▶ Extracted text:
──────────

Mary Anzalone made cucidati. Figs, walnuts, dates, and marmalade in a short dough cookie. Not as sweet as a sugar cookie, but not a shortbread, either. They were glazed with white icing, decorated with multi-colored sprinkles. They weren’t soft, like Fig Newtons, but crumbly and light. These cookies weren’t like anything we had had before. The cucidati made us feel worldly and cosmopolitan. Mary Anzalone sent some home with my grandmother. My aunt, upon hearing the news of the visit and always at the ready to claim her share, called to warn my grandmother that we shouldn’t eat them all. The cookies were coveted and rare — a temptation for scavengers, gluttons, and hoarders like us.

My great-grandfather José spoke with heavily-accented English. He taught us words and phrases in Spanish. He was old world and exotic, too, though we didn’t see him that way.

They love figs in Spain, where we are from. Higos. Spain is the largest producer of figs in Europe. Our ancestral love of figs, and our Spanishness, did not survive. Through an orchestrated campaign of assimilation and erasure, we became American. Midwestern. Absorbed.

Somewhere between the port of entry, New Orleans, and the site of settlement, Kansas City, we lost who we were, or at least a part of us. Thank goodness for the Anzalones — friends, but not kin. Italians, not Spanish. Cucidati, not Fig Newtons. They taught me to love figs. I should have known that I loved them all along, but I didn’t. The Anzalones remembered whence they came. The Lopez family forgot.

──────────

▶ Exercise data:

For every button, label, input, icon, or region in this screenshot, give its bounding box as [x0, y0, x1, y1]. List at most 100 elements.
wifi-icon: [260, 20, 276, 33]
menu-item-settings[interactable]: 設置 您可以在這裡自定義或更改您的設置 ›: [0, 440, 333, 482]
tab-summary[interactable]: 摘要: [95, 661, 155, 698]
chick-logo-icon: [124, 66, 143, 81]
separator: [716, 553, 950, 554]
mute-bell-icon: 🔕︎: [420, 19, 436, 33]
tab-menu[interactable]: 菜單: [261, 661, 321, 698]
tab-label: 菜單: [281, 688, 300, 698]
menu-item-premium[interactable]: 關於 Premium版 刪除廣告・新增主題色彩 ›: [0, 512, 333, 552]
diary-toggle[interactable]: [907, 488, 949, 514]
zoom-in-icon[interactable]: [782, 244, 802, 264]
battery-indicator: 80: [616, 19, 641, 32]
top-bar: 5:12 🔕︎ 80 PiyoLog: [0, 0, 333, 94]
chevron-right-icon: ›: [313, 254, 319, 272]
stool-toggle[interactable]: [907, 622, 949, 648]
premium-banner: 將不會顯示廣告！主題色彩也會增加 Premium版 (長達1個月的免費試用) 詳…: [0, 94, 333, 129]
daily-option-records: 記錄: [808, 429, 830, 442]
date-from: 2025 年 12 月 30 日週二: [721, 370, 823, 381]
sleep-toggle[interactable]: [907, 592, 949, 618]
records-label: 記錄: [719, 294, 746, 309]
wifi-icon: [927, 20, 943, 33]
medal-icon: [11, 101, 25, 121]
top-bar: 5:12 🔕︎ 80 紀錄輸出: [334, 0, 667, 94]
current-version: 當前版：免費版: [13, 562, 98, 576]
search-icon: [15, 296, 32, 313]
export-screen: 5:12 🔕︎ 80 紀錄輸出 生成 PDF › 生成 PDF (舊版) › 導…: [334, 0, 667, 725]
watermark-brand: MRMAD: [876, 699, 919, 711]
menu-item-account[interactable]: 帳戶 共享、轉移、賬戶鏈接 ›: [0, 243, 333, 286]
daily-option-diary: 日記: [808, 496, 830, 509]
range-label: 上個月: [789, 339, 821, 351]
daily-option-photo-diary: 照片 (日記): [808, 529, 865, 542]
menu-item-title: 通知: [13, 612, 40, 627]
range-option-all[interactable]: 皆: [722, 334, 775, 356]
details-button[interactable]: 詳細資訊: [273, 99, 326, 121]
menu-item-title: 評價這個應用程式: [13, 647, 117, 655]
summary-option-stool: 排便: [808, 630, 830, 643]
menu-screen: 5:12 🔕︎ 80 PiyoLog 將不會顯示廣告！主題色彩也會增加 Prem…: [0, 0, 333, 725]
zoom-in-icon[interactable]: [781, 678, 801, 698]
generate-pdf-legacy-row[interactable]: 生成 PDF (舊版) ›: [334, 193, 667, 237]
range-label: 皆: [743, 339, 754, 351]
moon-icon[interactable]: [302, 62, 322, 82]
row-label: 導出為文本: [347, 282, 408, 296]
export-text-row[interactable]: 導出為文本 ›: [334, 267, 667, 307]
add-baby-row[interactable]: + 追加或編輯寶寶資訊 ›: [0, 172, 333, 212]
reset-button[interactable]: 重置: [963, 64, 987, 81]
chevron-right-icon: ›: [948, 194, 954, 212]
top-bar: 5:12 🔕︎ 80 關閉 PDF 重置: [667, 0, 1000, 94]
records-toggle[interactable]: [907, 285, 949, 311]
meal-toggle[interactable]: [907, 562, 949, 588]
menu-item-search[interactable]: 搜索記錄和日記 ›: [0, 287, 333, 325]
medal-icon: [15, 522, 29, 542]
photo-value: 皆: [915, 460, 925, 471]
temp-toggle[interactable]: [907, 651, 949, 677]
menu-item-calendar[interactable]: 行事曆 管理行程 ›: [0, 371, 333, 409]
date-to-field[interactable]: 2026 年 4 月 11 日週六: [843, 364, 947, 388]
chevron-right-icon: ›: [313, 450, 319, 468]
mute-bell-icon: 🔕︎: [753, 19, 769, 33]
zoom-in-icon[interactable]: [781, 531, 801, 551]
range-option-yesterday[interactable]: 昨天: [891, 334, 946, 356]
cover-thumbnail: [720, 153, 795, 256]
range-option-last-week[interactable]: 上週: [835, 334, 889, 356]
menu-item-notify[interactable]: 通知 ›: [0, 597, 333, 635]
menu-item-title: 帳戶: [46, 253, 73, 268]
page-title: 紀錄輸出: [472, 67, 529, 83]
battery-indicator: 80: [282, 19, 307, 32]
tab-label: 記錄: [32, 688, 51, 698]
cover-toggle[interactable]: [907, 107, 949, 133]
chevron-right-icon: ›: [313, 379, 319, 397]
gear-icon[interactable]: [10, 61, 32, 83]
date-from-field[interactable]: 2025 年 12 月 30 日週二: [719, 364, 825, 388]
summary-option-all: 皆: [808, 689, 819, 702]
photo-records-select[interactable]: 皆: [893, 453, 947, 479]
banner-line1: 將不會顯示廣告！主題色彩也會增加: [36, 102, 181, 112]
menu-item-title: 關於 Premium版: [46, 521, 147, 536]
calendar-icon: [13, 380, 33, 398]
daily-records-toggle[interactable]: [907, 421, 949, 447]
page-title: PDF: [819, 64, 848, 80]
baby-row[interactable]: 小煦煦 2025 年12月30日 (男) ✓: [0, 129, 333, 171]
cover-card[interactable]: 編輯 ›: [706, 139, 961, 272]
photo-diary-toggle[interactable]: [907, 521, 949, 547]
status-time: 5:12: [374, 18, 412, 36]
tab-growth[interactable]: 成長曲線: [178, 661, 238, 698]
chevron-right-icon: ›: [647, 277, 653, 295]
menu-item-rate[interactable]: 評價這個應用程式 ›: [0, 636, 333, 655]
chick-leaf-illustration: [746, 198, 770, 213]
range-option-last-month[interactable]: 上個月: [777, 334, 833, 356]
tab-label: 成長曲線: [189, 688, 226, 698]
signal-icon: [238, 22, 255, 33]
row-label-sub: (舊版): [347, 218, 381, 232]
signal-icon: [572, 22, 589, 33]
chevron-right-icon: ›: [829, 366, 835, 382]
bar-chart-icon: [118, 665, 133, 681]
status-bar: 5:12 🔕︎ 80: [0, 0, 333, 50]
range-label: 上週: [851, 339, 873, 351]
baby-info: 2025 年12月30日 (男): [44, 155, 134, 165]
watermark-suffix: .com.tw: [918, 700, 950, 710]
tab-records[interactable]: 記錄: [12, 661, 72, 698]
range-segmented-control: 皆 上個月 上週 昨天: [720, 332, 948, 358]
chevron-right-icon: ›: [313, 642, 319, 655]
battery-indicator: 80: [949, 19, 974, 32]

──────────

▶ Questions:
• 1. Summarize the passage about cucidati in two sentences.
• 2. Pick up the passage about cucidati after its final sentence and continue it.
The rows have no connection to the passage about cucidati.

▶ Exercise answers:
• 1. Mary Anzalone's cucidati, crumbly glazed cookies filled with figs, walnuts, dates, and marmalade, struck the narrator's family as rare and cosmopolitan, and they coveted them. Although the family came from Spain, where figs are loved, they lost their Spanishness through assimilation in the Midwest, while the Italian Anzalones remembered their origins and taught the narrator to love figs.

• 2.
Before I was even in the store, I had fresh figs in my basket. I bought onions, garlic, tomatoes, yogurt, and beans, too, though the figs were my prize. I hadn’t remembered that it was fig season until I arrived. Time, and the seasons, had escaped me.

Fig season means warmth. I want the sun. On my face, on my skin. More than a week ago, it was in the mid-90s, even here in San Francisco.

I loved it.

And then there was lightning. And thunder. Summer came with thunderstorms. We never have thunderstorms in San Francisco.

Fig season has come to mean fire season, too, unfortunately. The thunderstorms started the fires. The smoky, foul air doesn’t augur well for our summer. I wish the two hadn’t become conflated. In this year of so many disappointments, might we have a little sun? A little warmth? Without drama or controversy?

Maybe it’s too much to ask this year. Bargaining with the universe, and climate crisis, seems meaningless.

I rushed to unpack the groceries so that I could have a fresh fig.

I washed and sliced open two figs. They felt soft to the touch.

I smiled when I saw the pinkish insides, with the seeds and the gash-like indent in the middle. I remember when my nephew and niece wouldn’t eat them because they said fresh figs looked like buttholes.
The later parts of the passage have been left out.